→ **Directive**
Give only the number of lines in the listing below where the string "Τροίας" occurs.

┌──

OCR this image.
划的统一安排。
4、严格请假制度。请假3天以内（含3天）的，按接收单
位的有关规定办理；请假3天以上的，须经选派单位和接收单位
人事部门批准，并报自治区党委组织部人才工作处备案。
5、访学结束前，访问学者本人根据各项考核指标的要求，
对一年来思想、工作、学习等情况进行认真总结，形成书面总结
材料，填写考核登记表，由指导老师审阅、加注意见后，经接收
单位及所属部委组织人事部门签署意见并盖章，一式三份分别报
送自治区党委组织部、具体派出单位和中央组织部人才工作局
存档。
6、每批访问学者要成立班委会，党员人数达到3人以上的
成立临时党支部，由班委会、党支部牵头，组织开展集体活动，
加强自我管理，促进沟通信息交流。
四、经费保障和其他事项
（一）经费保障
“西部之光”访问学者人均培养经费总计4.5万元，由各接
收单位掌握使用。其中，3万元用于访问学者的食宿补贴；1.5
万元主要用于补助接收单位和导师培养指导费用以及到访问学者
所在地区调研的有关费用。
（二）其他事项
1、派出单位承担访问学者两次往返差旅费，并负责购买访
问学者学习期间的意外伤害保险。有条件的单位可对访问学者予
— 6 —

└──
┌──

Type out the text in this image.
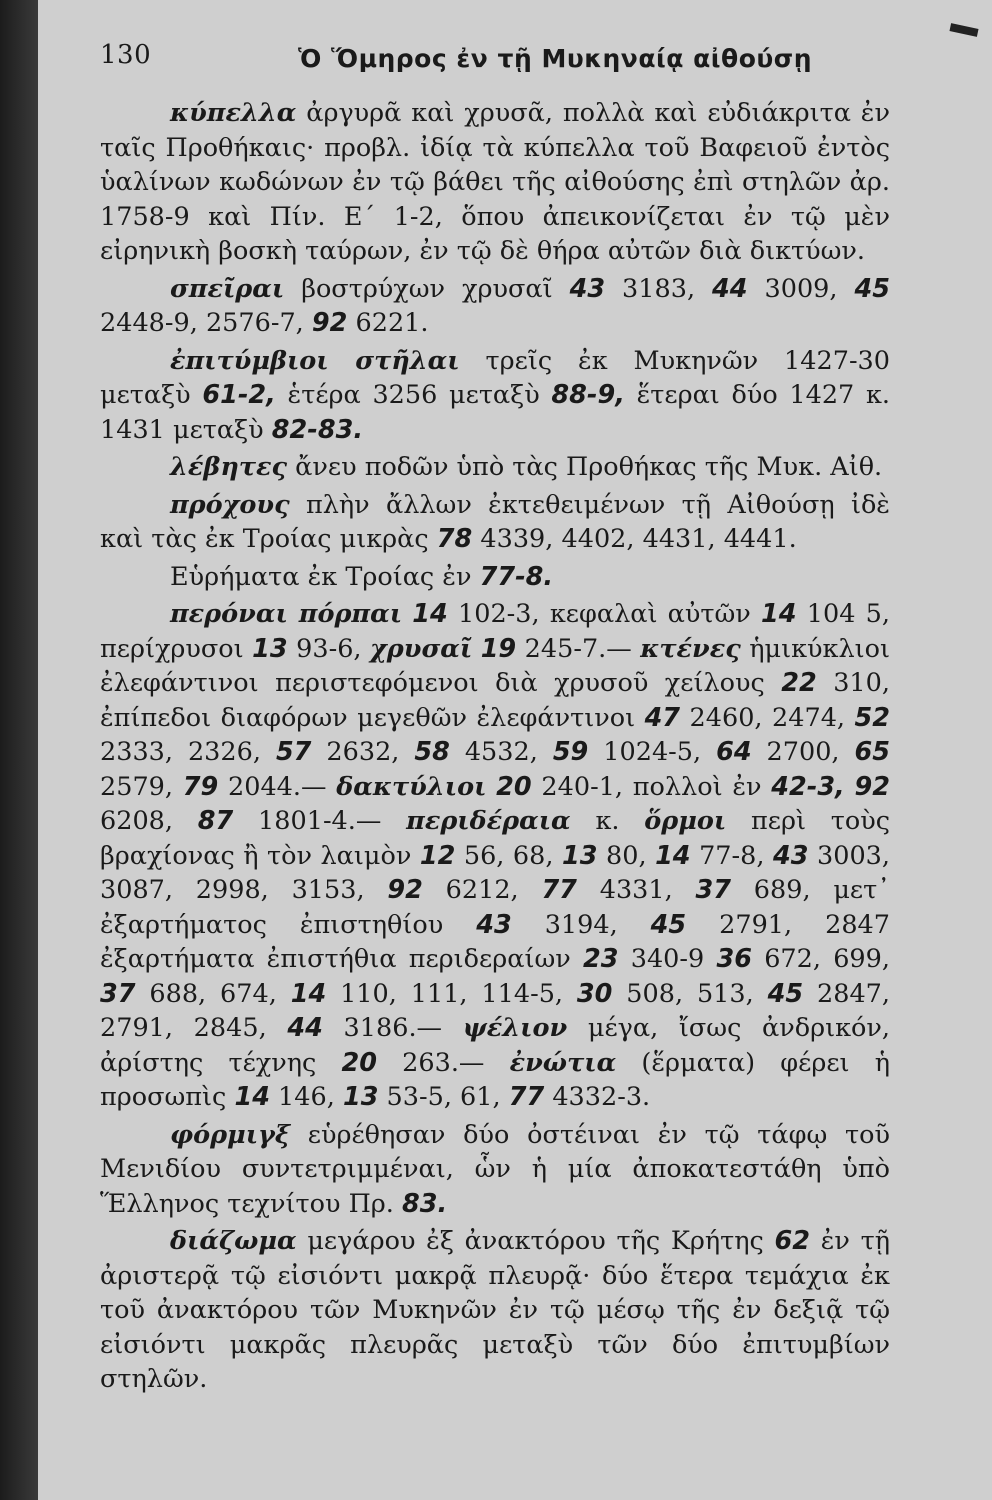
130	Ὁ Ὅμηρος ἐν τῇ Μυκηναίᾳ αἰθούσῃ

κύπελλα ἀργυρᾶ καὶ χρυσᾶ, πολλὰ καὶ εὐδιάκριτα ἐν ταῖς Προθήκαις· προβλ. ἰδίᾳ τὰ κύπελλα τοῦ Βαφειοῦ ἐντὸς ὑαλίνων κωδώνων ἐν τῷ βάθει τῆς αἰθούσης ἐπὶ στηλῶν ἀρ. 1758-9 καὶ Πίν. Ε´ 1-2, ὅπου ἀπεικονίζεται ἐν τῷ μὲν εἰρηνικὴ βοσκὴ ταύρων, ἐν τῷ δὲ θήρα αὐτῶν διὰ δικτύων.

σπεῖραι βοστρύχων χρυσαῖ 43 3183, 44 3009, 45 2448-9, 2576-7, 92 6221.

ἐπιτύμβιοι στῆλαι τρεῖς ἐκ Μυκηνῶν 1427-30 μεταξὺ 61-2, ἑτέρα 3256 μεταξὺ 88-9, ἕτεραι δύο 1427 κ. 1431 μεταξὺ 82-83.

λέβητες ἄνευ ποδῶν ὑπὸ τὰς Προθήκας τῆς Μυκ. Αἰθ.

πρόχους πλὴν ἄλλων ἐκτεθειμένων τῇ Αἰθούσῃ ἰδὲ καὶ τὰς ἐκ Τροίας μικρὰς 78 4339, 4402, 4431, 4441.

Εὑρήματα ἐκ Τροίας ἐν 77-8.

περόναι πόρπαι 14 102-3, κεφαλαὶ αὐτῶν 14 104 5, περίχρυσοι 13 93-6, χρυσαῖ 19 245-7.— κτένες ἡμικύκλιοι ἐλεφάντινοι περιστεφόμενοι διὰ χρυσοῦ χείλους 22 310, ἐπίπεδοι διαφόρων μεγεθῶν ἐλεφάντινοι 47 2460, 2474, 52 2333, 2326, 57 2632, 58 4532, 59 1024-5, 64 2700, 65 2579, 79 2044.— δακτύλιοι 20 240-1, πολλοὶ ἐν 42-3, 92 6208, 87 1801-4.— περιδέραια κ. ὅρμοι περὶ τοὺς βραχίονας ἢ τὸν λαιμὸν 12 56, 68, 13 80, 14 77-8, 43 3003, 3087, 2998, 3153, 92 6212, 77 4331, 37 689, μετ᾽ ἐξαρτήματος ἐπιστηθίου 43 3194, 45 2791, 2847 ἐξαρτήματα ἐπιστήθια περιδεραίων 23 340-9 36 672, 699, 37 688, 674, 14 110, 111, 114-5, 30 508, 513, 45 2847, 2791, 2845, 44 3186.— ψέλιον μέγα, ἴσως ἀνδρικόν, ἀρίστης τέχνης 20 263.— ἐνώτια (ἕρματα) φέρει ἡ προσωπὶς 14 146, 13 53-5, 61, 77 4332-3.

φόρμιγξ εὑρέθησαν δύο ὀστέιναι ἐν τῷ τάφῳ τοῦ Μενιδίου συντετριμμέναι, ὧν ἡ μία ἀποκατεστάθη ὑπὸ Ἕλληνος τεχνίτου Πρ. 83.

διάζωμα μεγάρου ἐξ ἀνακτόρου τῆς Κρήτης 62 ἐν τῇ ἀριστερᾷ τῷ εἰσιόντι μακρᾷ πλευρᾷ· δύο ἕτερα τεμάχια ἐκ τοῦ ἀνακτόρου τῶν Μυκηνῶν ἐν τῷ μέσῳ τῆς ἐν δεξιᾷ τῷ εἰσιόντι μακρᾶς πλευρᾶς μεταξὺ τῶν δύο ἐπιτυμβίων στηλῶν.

└──

→ **The solution**
2